--- START OF ITEMS ---
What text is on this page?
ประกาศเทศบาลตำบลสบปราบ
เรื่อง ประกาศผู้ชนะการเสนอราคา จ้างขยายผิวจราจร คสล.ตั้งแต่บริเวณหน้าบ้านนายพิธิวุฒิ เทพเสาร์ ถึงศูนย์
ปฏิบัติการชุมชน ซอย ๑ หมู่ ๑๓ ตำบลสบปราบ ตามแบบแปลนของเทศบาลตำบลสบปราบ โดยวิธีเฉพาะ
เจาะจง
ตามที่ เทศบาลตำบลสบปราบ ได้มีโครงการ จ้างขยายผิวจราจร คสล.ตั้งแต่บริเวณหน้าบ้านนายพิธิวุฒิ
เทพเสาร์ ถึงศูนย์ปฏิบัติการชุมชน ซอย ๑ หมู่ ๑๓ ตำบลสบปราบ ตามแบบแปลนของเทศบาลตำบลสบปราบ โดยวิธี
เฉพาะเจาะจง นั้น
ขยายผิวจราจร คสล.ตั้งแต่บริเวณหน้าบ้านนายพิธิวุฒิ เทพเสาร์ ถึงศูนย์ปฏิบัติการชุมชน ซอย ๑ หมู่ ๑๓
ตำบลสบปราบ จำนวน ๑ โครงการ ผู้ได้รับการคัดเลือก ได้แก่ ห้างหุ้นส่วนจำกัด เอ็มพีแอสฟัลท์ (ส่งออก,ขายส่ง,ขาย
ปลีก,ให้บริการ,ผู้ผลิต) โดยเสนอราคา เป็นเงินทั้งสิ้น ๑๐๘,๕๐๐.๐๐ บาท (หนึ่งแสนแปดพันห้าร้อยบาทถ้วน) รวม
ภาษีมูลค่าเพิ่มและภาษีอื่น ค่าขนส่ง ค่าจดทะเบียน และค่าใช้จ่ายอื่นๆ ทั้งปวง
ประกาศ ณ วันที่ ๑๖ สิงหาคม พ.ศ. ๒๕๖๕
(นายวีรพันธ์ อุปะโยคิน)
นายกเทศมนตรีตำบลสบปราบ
--- END OF ITEMS ---
» WHAT IS NEEDED: Reproduce each entry above exactly, keeping every word.

» WRITTEN ANSWER:
What text is on this page?
ประกาศเทศบาลตำบลสบปราบ
เรื่อง ประกาศผู้ชนะการเสนอราคา จ้างขยายผิวจราจร คสล.ตั้งแต่บริเวณหน้าบ้านนายพิธิวุฒิ เทพเสาร์ ถึงศูนย์
ปฏิบัติการชุมชน ซอย ๑ หมู่ ๑๓ ตำบลสบปราบ ตามแบบแปลนของเทศบาลตำบลสบปราบ โดยวิธีเฉพาะ
เจาะจง
ตามที่ เทศบาลตำบลสบปราบ ได้มีโครงการ จ้างขยายผิวจราจร คสล.ตั้งแต่บริเวณหน้าบ้านนายพิธิวุฒิ
เทพเสาร์ ถึงศูนย์ปฏิบัติการชุมชน ซอย ๑ หมู่ ๑๓ ตำบลสบปราบ ตามแบบแปลนของเทศบาลตำบลสบปราบ โดยวิธี
เฉพาะเจาะจง นั้น
ขยายผิวจราจร คสล.ตั้งแต่บริเวณหน้าบ้านนายพิธิวุฒิ เทพเสาร์ ถึงศูนย์ปฏิบัติการชุมชน ซอย ๑ หมู่ ๑๓
ตำบลสบปราบ จำนวน ๑ โครงการ ผู้ได้รับการคัดเลือก ได้แก่ ห้างหุ้นส่วนจำกัด เอ็มพีแอสฟัลท์ (ส่งออก,ขายส่ง,ขาย
ปลีก,ให้บริการ,ผู้ผลิต) โดยเสนอราคา เป็นเงินทั้งสิ้น ๑๐๘,๕๐๐.๐๐ บาท (หนึ่งแสนแปดพันห้าร้อยบาทถ้วน) รวม
ภาษีมูลค่าเพิ่มและภาษีอื่น ค่าขนส่ง ค่าจดทะเบียน และค่าใช้จ่ายอื่นๆ ทั้งปวง
ประกาศ ณ วันที่ ๑๖ สิงหาคม พ.ศ. ๒๕๖๕
(นายวีรพันธ์ อุปะโยคิน)
นายกเทศมนตรีตำบลสบปราบ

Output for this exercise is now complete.